→ Required work
Write out all of the entries exactly, please.

→ Listing
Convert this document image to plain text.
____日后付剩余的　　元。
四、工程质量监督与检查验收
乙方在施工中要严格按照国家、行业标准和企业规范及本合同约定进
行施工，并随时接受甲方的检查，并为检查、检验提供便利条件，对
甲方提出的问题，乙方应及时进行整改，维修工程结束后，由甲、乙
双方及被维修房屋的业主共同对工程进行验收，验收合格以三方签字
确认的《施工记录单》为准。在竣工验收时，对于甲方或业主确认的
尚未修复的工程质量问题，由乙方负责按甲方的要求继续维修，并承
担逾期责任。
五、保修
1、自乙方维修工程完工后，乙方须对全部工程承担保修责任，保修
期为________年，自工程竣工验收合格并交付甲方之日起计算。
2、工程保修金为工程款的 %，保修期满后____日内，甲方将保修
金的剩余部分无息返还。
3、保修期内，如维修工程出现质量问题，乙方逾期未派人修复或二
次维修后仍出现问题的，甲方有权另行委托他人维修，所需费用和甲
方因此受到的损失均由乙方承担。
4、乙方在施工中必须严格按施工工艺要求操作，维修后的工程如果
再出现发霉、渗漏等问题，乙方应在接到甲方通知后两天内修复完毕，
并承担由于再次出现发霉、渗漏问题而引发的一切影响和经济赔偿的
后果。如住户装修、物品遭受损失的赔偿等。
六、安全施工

→ Result
Convert this document image to plain text.
____日后付剩余的　　元。
四、工程质量监督与检查验收
乙方在施工中要严格按照国家、行业标准和企业规范及本合同约定进
行施工，并随时接受甲方的检查，并为检查、检验提供便利条件，对
甲方提出的问题，乙方应及时进行整改，维修工程结束后，由甲、乙
双方及被维修房屋的业主共同对工程进行验收，验收合格以三方签字
确认的《施工记录单》为准。在竣工验收时，对于甲方或业主确认的
尚未修复的工程质量问题，由乙方负责按甲方的要求继续维修，并承
担逾期责任。
五、保修
1、自乙方维修工程完工后，乙方须对全部工程承担保修责任，保修
期为________年，自工程竣工验收合格并交付甲方之日起计算。
2、工程保修金为工程款的 %，保修期满后____日内，甲方将保修
金的剩余部分无息返还。
3、保修期内，如维修工程出现质量问题，乙方逾期未派人修复或二
次维修后仍出现问题的，甲方有权另行委托他人维修，所需费用和甲
方因此受到的损失均由乙方承担。
4、乙方在施工中必须严格按施工工艺要求操作，维修后的工程如果
再出现发霉、渗漏等问题，乙方应在接到甲方通知后两天内修复完毕，
并承担由于再次出现发霉、渗漏问题而引发的一切影响和经济赔偿的
后果。如住户装修、物品遭受损失的赔偿等。
六、安全施工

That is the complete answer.